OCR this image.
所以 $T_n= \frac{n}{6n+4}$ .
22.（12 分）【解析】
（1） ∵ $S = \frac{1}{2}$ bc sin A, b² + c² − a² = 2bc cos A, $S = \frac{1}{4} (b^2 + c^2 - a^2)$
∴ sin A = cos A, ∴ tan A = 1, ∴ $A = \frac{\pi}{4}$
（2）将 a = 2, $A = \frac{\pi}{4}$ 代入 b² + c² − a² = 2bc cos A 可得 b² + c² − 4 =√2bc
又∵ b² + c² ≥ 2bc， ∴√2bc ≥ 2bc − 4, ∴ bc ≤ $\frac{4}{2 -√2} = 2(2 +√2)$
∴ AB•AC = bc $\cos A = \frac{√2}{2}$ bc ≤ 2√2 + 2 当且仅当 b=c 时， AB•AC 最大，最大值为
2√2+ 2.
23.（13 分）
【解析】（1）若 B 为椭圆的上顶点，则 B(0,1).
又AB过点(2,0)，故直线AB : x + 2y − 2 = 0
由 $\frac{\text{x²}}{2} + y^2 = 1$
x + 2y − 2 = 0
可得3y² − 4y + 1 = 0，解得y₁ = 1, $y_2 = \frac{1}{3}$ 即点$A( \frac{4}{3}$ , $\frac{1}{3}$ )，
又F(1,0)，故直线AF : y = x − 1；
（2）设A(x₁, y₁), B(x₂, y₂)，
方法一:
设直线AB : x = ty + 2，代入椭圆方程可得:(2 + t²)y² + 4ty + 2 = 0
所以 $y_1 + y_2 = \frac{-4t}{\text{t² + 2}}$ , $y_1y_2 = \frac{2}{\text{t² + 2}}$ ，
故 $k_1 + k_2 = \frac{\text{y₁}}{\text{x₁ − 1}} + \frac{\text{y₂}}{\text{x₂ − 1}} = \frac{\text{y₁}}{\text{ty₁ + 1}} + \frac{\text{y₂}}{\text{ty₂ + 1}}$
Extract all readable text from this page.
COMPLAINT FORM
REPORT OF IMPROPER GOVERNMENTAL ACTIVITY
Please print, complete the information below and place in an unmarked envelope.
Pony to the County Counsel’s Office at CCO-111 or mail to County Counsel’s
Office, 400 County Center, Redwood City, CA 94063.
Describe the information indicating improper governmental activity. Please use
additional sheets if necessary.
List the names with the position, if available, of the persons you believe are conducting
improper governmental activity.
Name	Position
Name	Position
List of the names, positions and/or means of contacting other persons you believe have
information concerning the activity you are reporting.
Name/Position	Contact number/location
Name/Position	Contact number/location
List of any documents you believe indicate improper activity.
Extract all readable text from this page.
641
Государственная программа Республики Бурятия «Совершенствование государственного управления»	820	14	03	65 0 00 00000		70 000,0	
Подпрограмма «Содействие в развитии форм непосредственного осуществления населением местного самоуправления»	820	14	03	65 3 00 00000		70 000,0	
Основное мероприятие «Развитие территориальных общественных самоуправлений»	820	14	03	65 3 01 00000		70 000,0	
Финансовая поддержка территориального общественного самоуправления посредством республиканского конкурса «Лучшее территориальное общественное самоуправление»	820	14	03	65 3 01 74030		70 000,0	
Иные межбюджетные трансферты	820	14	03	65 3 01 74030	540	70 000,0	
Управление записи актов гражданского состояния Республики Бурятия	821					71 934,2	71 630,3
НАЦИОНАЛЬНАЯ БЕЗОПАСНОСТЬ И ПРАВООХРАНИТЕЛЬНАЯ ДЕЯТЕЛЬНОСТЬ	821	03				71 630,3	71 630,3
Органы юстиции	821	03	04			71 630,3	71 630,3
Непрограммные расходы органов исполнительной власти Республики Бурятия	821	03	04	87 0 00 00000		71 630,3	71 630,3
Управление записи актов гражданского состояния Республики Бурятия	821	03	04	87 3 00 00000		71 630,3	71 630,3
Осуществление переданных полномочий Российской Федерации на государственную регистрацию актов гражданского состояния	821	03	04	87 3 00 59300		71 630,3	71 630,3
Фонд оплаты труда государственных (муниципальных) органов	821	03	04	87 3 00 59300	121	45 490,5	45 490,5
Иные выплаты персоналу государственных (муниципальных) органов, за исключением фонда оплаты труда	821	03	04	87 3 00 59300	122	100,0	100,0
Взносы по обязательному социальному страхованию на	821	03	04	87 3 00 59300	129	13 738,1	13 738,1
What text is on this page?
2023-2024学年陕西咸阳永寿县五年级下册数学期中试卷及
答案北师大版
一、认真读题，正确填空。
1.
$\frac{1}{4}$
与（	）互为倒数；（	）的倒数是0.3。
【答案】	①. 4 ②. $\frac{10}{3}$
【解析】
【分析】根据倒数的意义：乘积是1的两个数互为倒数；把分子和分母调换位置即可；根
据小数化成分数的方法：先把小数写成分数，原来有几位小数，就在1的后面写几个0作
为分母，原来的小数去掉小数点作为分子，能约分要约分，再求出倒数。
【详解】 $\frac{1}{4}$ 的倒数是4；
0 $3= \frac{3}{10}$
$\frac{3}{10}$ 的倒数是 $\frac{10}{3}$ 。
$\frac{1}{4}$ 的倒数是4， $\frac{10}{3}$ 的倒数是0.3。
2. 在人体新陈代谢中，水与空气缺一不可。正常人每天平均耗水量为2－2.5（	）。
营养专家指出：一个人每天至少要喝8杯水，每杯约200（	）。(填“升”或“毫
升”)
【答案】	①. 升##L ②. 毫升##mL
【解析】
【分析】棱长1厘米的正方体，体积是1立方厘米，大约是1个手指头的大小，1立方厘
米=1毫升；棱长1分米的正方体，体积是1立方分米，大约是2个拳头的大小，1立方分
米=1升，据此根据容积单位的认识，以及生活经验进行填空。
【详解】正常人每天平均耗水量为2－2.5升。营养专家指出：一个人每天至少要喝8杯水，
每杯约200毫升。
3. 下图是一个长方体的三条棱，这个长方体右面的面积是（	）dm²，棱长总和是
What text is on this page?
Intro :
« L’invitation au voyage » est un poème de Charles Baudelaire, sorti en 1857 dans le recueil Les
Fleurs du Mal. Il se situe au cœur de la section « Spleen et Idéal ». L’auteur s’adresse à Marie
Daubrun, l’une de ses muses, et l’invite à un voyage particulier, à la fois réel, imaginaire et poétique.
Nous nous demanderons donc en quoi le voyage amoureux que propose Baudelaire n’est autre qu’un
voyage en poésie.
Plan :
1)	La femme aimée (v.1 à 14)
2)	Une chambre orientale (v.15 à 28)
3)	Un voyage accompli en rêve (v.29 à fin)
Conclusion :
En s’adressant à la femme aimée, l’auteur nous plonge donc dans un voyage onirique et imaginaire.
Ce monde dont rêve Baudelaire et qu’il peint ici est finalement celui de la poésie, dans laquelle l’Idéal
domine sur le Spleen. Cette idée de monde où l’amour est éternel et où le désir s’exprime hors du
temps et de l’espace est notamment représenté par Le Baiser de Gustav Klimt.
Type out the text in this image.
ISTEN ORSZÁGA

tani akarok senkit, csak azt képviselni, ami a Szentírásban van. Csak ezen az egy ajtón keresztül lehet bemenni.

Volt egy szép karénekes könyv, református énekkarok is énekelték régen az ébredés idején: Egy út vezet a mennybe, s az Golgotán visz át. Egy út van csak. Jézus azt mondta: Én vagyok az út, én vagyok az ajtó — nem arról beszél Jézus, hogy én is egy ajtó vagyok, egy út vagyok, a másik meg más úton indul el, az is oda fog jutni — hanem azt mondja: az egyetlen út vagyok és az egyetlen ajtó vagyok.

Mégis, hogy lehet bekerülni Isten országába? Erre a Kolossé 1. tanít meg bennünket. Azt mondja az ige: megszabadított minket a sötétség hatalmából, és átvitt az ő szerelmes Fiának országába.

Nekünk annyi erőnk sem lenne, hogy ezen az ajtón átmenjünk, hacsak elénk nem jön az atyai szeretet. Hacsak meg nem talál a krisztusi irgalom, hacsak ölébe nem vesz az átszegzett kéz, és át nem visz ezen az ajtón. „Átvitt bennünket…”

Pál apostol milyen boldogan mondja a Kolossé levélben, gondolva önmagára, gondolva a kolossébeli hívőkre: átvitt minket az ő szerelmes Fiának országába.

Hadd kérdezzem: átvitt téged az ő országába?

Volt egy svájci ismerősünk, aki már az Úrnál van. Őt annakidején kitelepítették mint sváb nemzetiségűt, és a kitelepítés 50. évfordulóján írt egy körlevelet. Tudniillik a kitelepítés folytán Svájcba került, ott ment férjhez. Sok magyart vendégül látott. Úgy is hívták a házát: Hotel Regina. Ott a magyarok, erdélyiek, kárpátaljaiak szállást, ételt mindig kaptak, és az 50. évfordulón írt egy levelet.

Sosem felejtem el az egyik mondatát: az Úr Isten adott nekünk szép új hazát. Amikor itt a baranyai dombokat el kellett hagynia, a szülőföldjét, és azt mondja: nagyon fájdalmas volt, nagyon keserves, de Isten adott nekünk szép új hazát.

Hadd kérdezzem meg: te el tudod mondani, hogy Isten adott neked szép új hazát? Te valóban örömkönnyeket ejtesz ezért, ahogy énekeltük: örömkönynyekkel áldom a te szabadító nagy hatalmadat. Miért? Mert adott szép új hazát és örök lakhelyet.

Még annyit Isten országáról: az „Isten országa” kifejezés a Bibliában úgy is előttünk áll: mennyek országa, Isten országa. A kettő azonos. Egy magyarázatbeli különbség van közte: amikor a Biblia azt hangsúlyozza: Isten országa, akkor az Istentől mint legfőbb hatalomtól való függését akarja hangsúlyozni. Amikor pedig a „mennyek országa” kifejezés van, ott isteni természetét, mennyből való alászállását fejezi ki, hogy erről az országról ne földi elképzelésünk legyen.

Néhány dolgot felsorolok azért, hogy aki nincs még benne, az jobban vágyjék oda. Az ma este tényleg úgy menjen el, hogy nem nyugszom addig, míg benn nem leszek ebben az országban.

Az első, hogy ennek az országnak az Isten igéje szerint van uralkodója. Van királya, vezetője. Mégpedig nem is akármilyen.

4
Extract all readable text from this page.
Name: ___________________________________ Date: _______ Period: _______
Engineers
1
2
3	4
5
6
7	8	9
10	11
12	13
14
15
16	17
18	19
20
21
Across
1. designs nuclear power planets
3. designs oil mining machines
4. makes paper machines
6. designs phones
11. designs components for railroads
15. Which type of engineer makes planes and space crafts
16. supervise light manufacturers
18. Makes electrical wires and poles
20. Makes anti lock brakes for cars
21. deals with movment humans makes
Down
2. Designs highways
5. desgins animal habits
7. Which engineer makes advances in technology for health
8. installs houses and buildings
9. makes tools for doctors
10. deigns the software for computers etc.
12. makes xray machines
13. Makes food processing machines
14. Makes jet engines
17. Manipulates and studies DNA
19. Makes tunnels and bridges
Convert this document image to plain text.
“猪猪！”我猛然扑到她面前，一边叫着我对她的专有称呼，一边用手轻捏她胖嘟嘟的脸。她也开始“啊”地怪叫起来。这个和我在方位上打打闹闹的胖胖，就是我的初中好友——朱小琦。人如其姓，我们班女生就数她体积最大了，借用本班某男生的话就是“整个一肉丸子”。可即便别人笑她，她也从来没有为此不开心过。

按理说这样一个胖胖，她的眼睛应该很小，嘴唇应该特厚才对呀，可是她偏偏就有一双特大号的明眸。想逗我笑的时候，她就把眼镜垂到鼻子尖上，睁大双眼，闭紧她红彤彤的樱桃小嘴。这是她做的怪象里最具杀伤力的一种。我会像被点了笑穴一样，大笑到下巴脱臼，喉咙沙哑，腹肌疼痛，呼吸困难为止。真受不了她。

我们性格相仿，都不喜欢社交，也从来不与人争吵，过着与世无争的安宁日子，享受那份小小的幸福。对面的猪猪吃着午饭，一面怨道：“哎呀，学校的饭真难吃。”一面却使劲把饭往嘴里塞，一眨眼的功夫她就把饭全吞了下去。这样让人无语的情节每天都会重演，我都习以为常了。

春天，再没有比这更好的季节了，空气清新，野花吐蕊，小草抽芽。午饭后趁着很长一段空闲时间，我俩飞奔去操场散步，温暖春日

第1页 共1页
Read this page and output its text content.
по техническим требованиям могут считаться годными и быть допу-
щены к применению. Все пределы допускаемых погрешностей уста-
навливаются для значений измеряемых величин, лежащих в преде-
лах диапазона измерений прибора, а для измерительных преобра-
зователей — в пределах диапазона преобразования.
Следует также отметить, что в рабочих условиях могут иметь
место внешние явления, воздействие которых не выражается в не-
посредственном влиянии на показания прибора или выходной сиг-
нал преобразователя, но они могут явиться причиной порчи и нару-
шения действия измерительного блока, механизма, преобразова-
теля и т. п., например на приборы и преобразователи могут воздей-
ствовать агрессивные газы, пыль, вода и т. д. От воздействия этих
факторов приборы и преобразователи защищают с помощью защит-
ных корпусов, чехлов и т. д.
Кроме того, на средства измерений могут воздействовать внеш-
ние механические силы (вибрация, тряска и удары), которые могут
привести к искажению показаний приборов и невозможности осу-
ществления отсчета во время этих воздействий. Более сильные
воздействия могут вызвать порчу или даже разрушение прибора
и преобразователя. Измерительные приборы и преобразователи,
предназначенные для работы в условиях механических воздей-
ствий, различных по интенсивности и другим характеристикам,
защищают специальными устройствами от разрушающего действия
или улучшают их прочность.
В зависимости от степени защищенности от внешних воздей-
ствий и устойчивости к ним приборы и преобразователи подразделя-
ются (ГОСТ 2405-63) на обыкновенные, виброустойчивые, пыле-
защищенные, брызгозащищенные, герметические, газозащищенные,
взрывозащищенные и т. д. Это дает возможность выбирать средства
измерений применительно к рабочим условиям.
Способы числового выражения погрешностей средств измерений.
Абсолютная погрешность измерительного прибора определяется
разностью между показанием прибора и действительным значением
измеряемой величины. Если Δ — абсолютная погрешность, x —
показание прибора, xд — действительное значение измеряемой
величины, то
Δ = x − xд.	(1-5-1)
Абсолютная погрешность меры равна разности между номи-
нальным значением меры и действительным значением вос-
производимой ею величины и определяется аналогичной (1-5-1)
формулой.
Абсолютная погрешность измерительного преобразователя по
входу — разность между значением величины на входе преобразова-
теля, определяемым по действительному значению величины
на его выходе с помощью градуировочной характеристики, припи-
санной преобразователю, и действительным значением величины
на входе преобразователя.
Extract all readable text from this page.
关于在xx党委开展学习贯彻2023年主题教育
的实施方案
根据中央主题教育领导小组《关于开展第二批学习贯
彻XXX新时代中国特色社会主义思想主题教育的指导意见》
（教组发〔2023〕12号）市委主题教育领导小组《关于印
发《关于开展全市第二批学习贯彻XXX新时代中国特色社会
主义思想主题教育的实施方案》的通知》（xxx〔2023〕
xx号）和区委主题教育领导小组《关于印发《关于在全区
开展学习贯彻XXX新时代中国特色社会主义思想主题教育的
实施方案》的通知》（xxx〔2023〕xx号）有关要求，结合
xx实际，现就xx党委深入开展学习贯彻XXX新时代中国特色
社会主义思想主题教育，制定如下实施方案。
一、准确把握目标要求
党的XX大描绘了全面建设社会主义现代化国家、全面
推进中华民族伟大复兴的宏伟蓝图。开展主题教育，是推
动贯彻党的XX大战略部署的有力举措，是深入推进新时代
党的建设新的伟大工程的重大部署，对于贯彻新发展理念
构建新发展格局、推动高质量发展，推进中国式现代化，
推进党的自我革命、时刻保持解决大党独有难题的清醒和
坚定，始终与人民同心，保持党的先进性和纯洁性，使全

§ Given request:
Collect the complete line wherever the string "donc" appears in the records.

§ Response to this exercise:
Nous nous demanderons donc en quoi le voyage amoureux que propose Baudelaire n’est autre qu’un
En s’adressant à la femme aimée, l’auteur nous plonge donc dans un voyage onirique et imaginaire.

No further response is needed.